Set problem: Copy out all the lines in the records that include the word "icon".

Task material:
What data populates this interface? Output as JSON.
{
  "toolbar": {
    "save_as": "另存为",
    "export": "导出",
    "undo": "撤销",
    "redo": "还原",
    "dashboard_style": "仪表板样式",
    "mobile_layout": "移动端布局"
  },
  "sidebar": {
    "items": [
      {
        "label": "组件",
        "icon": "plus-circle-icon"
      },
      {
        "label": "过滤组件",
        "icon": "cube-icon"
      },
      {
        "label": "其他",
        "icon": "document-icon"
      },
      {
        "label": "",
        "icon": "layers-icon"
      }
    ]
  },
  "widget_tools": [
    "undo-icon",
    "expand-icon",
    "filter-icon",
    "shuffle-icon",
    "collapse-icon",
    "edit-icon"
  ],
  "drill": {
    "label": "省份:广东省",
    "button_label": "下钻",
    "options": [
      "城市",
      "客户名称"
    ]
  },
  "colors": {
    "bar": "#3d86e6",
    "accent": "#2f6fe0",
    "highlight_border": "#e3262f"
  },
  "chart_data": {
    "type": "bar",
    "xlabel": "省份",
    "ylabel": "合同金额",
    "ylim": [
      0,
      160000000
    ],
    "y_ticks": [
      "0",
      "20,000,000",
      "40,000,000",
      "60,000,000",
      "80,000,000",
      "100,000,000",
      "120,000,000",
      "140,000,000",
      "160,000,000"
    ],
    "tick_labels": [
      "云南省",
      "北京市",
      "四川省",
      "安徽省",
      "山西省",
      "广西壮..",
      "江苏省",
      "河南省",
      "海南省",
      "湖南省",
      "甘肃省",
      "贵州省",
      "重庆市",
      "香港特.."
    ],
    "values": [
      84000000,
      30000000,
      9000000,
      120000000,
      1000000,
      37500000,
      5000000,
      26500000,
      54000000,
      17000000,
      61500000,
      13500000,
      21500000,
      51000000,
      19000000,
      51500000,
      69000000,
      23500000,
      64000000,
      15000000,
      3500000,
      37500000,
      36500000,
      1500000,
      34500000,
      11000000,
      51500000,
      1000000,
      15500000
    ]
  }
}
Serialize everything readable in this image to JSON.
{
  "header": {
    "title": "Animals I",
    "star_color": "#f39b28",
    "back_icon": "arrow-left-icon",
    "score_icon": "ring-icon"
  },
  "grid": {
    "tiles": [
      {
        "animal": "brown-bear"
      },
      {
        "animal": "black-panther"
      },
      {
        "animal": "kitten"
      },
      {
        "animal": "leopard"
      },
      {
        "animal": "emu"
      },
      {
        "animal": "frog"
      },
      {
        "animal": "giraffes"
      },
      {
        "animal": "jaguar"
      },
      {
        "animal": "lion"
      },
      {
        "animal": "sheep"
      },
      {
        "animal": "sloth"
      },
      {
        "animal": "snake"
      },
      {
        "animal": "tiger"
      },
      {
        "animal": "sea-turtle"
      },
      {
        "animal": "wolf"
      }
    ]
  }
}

Solution below:
        "icon": "plus-circle-icon"
        "icon": "cube-icon"
        "icon": "document-icon"
        "icon": "layers-icon"
    "undo-icon",
    "expand-icon",
    "filter-icon",
    "shuffle-icon",
    "collapse-icon",
    "edit-icon"
    "back_icon": "arrow-left-icon",
    "score_icon": "ring-icon"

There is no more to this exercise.